**What this task involves:** Write out the data again in full, exactly as it reads.

**Provided data:**

═══

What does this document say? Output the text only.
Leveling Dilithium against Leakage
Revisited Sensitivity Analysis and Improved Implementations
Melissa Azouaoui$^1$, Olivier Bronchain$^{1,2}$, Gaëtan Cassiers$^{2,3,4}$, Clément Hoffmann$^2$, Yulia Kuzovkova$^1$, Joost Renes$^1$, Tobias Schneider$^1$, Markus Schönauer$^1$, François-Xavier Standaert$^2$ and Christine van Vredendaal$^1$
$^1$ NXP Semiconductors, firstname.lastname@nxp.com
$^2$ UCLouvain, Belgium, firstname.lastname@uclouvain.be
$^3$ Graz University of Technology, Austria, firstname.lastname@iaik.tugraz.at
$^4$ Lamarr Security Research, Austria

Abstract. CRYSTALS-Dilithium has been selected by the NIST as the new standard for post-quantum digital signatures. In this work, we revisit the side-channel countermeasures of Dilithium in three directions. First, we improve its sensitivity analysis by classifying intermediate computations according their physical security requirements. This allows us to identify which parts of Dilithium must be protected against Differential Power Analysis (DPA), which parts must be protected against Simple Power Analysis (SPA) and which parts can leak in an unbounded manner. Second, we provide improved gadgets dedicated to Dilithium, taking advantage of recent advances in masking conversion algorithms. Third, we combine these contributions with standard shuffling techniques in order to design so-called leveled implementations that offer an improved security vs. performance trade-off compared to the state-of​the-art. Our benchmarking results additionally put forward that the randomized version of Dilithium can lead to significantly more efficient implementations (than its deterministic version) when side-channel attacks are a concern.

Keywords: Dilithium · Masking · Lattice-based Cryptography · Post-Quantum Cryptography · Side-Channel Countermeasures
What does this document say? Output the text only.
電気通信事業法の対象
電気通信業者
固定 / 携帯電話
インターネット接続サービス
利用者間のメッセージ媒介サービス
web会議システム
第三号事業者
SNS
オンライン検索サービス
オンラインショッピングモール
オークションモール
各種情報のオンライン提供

═══

**Reply to the task:**
What does this document say? Output the text only.
Leveling Dilithium against Leakage
Revisited Sensitivity Analysis and Improved Implementations
Melissa Azouaoui$^1$, Olivier Bronchain$^{1,2}$, Gaëtan Cassiers$^{2,3,4}$, Clément Hoffmann$^2$, Yulia Kuzovkova$^1$, Joost Renes$^1$, Tobias Schneider$^1$, Markus Schönauer$^1$, François-Xavier Standaert$^2$ and Christine van Vredendaal$^1$
$^1$ NXP Semiconductors, firstname.lastname@nxp.com
$^2$ UCLouvain, Belgium, firstname.lastname@uclouvain.be
$^3$ Graz University of Technology, Austria, firstname.lastname@iaik.tugraz.at
$^4$ Lamarr Security Research, Austria

Abstract. CRYSTALS-Dilithium has been selected by the NIST as the new standard for post-quantum digital signatures. In this work, we revisit the side-channel countermeasures of Dilithium in three directions. First, we improve its sensitivity analysis by classifying intermediate computations according their physical security requirements. This allows us to identify which parts of Dilithium must be protected against Differential Power Analysis (DPA), which parts must be protected against Simple Power Analysis (SPA) and which parts can leak in an unbounded manner. Second, we provide improved gadgets dedicated to Dilithium, taking advantage of recent advances in masking conversion algorithms. Third, we combine these contributions with standard shuffling techniques in order to design so-called leveled implementations that offer an improved security vs. performance trade-off compared to the state-of​the-art. Our benchmarking results additionally put forward that the randomized version of Dilithium can lead to significantly more efficient implementations (than its deterministic version) when side-channel attacks are a concern.

Keywords: Dilithium · Masking · Lattice-based Cryptography · Post-Quantum Cryptography · Side-Channel Countermeasures
What does this document say? Output the text only.
電気通信事業法の対象
電気通信業者
固定 / 携帯電話
インターネット接続サービス
利用者間のメッセージ媒介サービス
web会議システム
第三号事業者
SNS
オンライン検索サービス
オンラインショッピングモール
オークションモール
各種情報のオンライン提供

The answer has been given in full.